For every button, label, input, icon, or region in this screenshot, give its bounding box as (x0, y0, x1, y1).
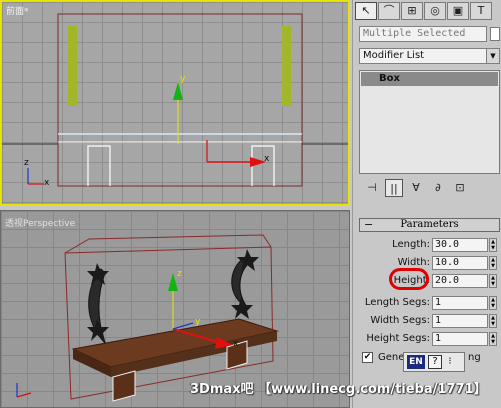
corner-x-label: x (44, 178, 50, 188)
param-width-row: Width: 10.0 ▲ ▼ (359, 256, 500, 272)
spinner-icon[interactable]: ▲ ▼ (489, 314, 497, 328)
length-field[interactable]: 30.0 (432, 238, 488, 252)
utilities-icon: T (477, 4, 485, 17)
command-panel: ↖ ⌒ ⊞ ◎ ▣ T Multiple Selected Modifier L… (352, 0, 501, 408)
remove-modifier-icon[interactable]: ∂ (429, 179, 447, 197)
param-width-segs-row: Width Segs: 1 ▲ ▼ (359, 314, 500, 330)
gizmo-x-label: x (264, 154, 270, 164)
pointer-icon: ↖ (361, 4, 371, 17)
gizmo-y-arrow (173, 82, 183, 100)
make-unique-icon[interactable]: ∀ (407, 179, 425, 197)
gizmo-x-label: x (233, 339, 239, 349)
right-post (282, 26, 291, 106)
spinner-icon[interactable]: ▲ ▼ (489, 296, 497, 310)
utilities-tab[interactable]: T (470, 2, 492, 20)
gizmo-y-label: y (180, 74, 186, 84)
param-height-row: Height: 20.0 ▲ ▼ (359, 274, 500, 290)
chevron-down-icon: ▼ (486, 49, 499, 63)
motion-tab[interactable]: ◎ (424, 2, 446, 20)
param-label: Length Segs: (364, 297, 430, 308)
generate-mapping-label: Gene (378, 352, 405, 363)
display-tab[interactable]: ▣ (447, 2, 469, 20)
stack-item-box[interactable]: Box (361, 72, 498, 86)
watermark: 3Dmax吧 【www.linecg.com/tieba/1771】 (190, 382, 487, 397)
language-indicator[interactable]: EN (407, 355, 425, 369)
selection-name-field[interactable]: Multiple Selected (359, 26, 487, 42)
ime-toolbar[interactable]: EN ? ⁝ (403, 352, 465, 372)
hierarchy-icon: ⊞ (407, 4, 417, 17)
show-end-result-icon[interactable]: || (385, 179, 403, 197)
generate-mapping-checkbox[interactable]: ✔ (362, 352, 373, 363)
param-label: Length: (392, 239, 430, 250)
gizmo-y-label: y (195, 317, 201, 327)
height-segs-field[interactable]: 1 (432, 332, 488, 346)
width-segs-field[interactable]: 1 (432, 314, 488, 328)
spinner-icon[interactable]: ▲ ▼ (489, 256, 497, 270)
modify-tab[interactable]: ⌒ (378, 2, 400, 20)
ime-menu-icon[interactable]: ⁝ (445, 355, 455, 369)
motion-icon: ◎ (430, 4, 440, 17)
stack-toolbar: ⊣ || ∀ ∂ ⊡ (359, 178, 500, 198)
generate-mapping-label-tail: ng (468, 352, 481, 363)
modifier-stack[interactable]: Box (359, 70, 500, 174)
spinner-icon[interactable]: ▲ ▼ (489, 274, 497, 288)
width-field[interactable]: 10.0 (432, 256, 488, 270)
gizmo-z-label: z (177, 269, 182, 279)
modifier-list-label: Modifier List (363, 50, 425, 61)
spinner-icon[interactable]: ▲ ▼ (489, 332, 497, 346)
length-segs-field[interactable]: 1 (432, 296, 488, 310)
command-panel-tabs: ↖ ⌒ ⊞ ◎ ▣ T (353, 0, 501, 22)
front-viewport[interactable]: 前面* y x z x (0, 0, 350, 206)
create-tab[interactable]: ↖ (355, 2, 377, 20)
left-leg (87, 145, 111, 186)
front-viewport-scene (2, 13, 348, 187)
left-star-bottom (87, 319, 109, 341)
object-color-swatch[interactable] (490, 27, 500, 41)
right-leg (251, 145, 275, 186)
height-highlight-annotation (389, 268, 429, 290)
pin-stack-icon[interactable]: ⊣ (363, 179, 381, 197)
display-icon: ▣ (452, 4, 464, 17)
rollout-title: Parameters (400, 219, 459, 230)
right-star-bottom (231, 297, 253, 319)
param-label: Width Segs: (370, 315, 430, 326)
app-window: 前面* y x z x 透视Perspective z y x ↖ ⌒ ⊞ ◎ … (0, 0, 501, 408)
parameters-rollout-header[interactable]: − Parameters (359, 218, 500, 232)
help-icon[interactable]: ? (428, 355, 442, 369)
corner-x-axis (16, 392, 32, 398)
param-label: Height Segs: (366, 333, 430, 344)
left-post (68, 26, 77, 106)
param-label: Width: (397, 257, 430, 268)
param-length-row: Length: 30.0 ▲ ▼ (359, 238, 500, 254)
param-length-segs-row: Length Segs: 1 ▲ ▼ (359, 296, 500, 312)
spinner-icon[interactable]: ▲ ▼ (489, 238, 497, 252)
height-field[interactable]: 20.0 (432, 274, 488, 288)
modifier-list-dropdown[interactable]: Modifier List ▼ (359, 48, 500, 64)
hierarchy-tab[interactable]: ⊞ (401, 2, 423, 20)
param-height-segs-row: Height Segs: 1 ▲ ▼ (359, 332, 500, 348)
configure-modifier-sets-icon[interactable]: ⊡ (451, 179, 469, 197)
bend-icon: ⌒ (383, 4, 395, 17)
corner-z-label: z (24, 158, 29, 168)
◆ ◆ ◆ ◆ ◆
* _Assigned task_: Copy out the lines above with "rollout" in them.

* _Result of the exercise_:
rollout-title: Parameters (400, 219, 459, 230)
parameters-rollout-header[interactable]: − Parameters (359, 218, 500, 232)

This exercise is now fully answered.